Rows from a figure dataset
--------------------------------
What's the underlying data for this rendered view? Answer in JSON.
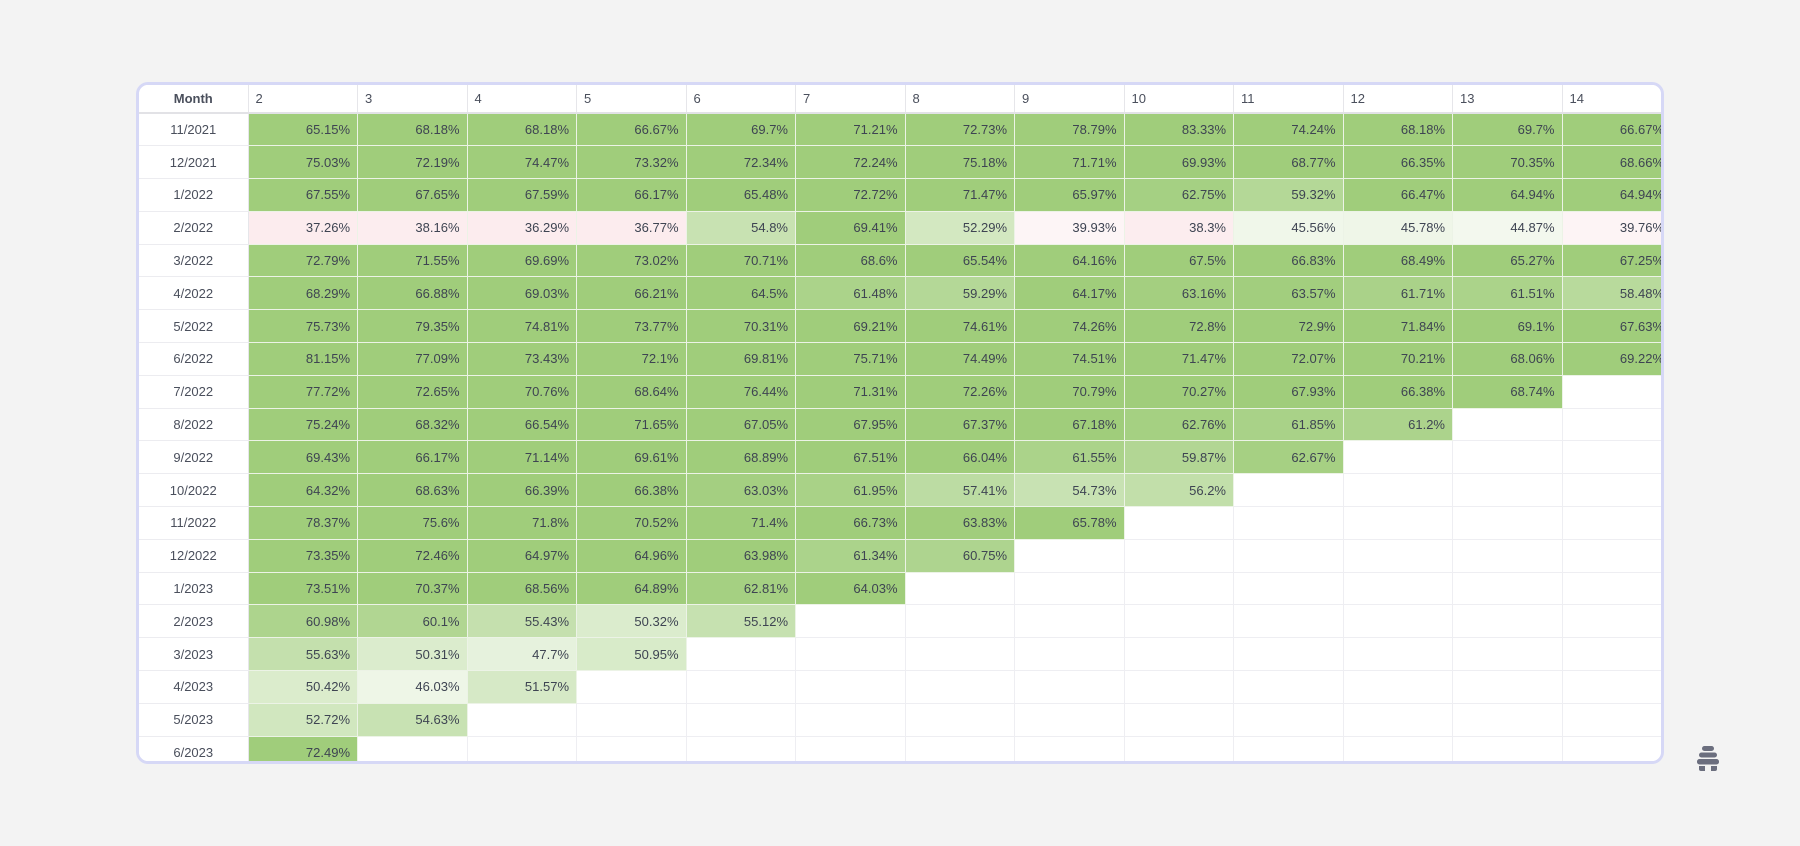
{
  "table": {
    "header": {
      "month_label": "Month",
      "columns": [
        "2",
        "3",
        "4",
        "5",
        "6",
        "7",
        "8",
        "9",
        "10",
        "11",
        "12",
        "13",
        "14"
      ]
    },
    "rows": [
      {
        "month": "11/2021",
        "values": [
          "65.15%",
          "68.18%",
          "68.18%",
          "66.67%",
          "69.7%",
          "71.21%",
          "72.73%",
          "78.79%",
          "83.33%",
          "74.24%",
          "68.18%",
          "69.7%",
          "66.67%"
        ]
      },
      {
        "month": "12/2021",
        "values": [
          "75.03%",
          "72.19%",
          "74.47%",
          "73.32%",
          "72.34%",
          "72.24%",
          "75.18%",
          "71.71%",
          "69.93%",
          "68.77%",
          "66.35%",
          "70.35%",
          "68.66%"
        ]
      },
      {
        "month": "1/2022",
        "values": [
          "67.55%",
          "67.65%",
          "67.59%",
          "66.17%",
          "65.48%",
          "72.72%",
          "71.47%",
          "65.97%",
          "62.75%",
          "59.32%",
          "66.47%",
          "64.94%",
          "64.94%"
        ]
      },
      {
        "month": "2/2022",
        "values": [
          "37.26%",
          "38.16%",
          "36.29%",
          "36.77%",
          "54.8%",
          "69.41%",
          "52.29%",
          "39.93%",
          "38.3%",
          "45.56%",
          "45.78%",
          "44.87%",
          "39.76%"
        ]
      },
      {
        "month": "3/2022",
        "values": [
          "72.79%",
          "71.55%",
          "69.69%",
          "73.02%",
          "70.71%",
          "68.6%",
          "65.54%",
          "64.16%",
          "67.5%",
          "66.83%",
          "68.49%",
          "65.27%",
          "67.25%"
        ]
      },
      {
        "month": "4/2022",
        "values": [
          "68.29%",
          "66.88%",
          "69.03%",
          "66.21%",
          "64.5%",
          "61.48%",
          "59.29%",
          "64.17%",
          "63.16%",
          "63.57%",
          "61.71%",
          "61.51%",
          "58.48%"
        ]
      },
      {
        "month": "5/2022",
        "values": [
          "75.73%",
          "79.35%",
          "74.81%",
          "73.77%",
          "70.31%",
          "69.21%",
          "74.61%",
          "74.26%",
          "72.8%",
          "72.9%",
          "71.84%",
          "69.1%",
          "67.63%"
        ]
      },
      {
        "month": "6/2022",
        "values": [
          "81.15%",
          "77.09%",
          "73.43%",
          "72.1%",
          "69.81%",
          "75.71%",
          "74.49%",
          "74.51%",
          "71.47%",
          "72.07%",
          "70.21%",
          "68.06%",
          "69.22%"
        ]
      },
      {
        "month": "7/2022",
        "values": [
          "77.72%",
          "72.65%",
          "70.76%",
          "68.64%",
          "76.44%",
          "71.31%",
          "72.26%",
          "70.79%",
          "70.27%",
          "67.93%",
          "66.38%",
          "68.74%",
          ""
        ]
      },
      {
        "month": "8/2022",
        "values": [
          "75.24%",
          "68.32%",
          "66.54%",
          "71.65%",
          "67.05%",
          "67.95%",
          "67.37%",
          "67.18%",
          "62.76%",
          "61.85%",
          "61.2%",
          "",
          ""
        ]
      },
      {
        "month": "9/2022",
        "values": [
          "69.43%",
          "66.17%",
          "71.14%",
          "69.61%",
          "68.89%",
          "67.51%",
          "66.04%",
          "61.55%",
          "59.87%",
          "62.67%",
          "",
          "",
          ""
        ]
      },
      {
        "month": "10/2022",
        "values": [
          "64.32%",
          "68.63%",
          "66.39%",
          "66.38%",
          "63.03%",
          "61.95%",
          "57.41%",
          "54.73%",
          "56.2%",
          "",
          "",
          "",
          ""
        ]
      },
      {
        "month": "11/2022",
        "values": [
          "78.37%",
          "75.6%",
          "71.8%",
          "70.52%",
          "71.4%",
          "66.73%",
          "63.83%",
          "65.78%",
          "",
          "",
          "",
          "",
          ""
        ]
      },
      {
        "month": "12/2022",
        "values": [
          "73.35%",
          "72.46%",
          "64.97%",
          "64.96%",
          "63.98%",
          "61.34%",
          "60.75%",
          "",
          "",
          "",
          "",
          "",
          ""
        ]
      },
      {
        "month": "1/2023",
        "values": [
          "73.51%",
          "70.37%",
          "68.56%",
          "64.89%",
          "62.81%",
          "64.03%",
          "",
          "",
          "",
          "",
          "",
          "",
          ""
        ]
      },
      {
        "month": "2/2023",
        "values": [
          "60.98%",
          "60.1%",
          "55.43%",
          "50.32%",
          "55.12%",
          "",
          "",
          "",
          "",
          "",
          "",
          "",
          ""
        ]
      },
      {
        "month": "3/2023",
        "values": [
          "55.63%",
          "50.31%",
          "47.7%",
          "50.95%",
          "",
          "",
          "",
          "",
          "",
          "",
          "",
          "",
          ""
        ]
      },
      {
        "month": "4/2023",
        "values": [
          "50.42%",
          "46.03%",
          "51.57%",
          "",
          "",
          "",
          "",
          "",
          "",
          "",
          "",
          "",
          ""
        ]
      },
      {
        "month": "5/2023",
        "values": [
          "52.72%",
          "54.63%",
          "",
          "",
          "",
          "",
          "",
          "",
          "",
          "",
          "",
          "",
          ""
        ]
      },
      {
        "month": "6/2023",
        "values": [
          "72.49%",
          "",
          "",
          "",
          "",
          "",
          "",
          "",
          "",
          "",
          "",
          "",
          ""
        ]
      }
    ]
  },
  "colors": {
    "high_green": "#a0cd7b",
    "low_pink": "#fcecee",
    "mid_white": "#ffffff",
    "frame_border": "#d6d8f6",
    "background": "#f3f3f3"
  },
  "logo": {
    "icon": "beehive-icon"
  }
}
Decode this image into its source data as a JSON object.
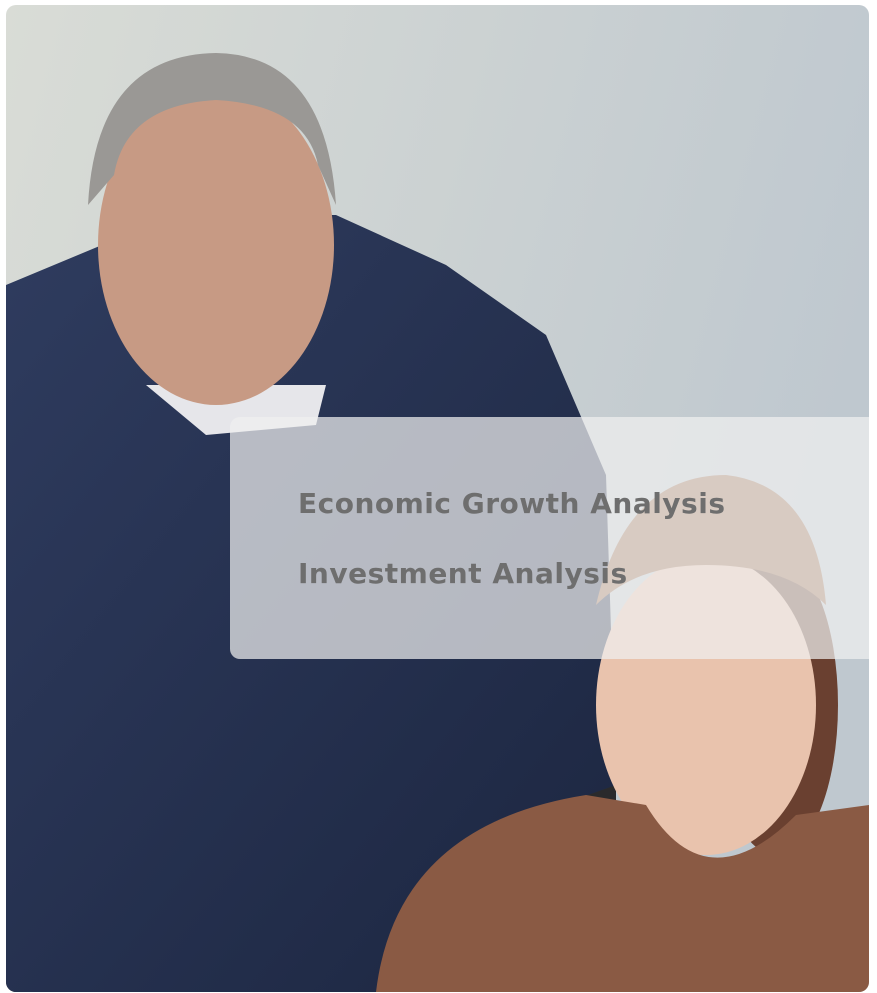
{
  "overlay": {
    "items": [
      "Economic Growth Analysis",
      "Investment Analysis"
    ]
  }
}
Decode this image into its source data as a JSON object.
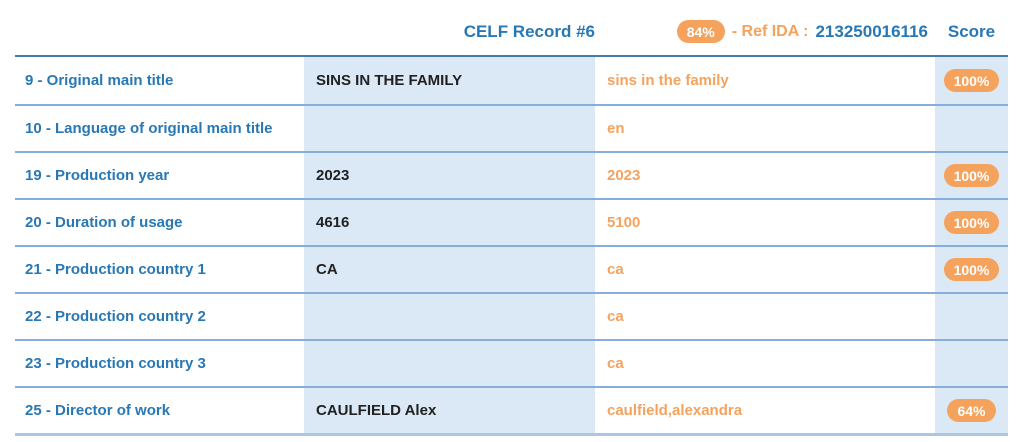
{
  "colors": {
    "accent_blue": "#2878b5",
    "orange": "#f5a25d",
    "light_blue_bg": "#dbe8f5",
    "separator": "#86aed9",
    "header_border": "#4479ad",
    "bottom_border": "#a9c6e2",
    "value_text": "#212121",
    "badge_text": "#ffffff"
  },
  "header": {
    "title": "CELF Record #6",
    "match_percent": "84%",
    "ref_label": "- Ref IDA :",
    "ref_value": "213250016116",
    "score_label": "Score"
  },
  "table": {
    "rows": [
      {
        "label": "9 - Original main title",
        "left_value": "SINS IN THE FAMILY",
        "right_value": "sins in the family",
        "score": "100%"
      },
      {
        "label": "10 - Language of original main title",
        "left_value": "",
        "right_value": "en",
        "score": ""
      },
      {
        "label": "19 - Production year",
        "left_value": "2023",
        "right_value": "2023",
        "score": "100%"
      },
      {
        "label": "20 - Duration of usage",
        "left_value": "4616",
        "right_value": "5100",
        "score": "100%"
      },
      {
        "label": "21 - Production country 1",
        "left_value": "CA",
        "right_value": "ca",
        "score": "100%"
      },
      {
        "label": "22 - Production country 2",
        "left_value": "",
        "right_value": "ca",
        "score": ""
      },
      {
        "label": "23 - Production country 3",
        "left_value": "",
        "right_value": "ca",
        "score": ""
      },
      {
        "label": "25 - Director of work",
        "left_value": "CAULFIELD Alex",
        "right_value": "caulfield,alexandra",
        "score": "64%"
      }
    ]
  }
}
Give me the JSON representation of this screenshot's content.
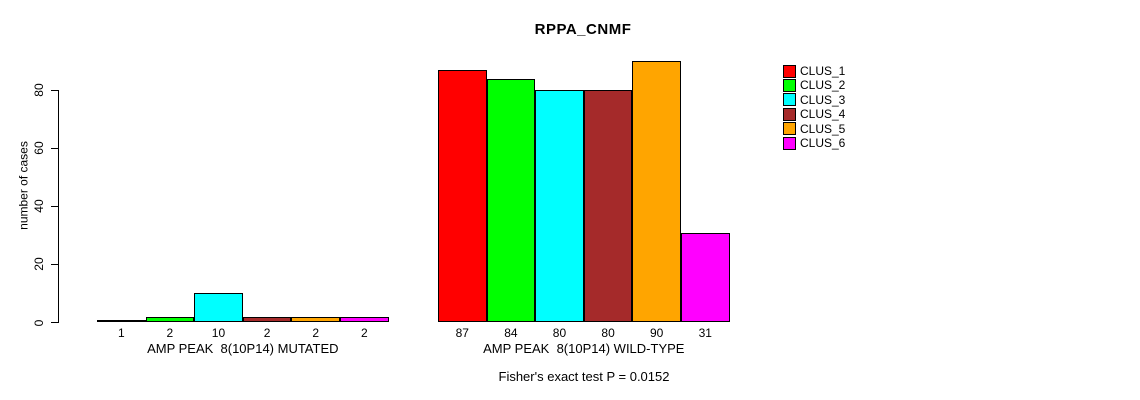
--------------------------------
__TASK DETAILS__.
Copy out every line from the records that has the word "Analysis".

__THE RESPONSE__.
      "Economic Growth Analysis",
      "Investment Analysis"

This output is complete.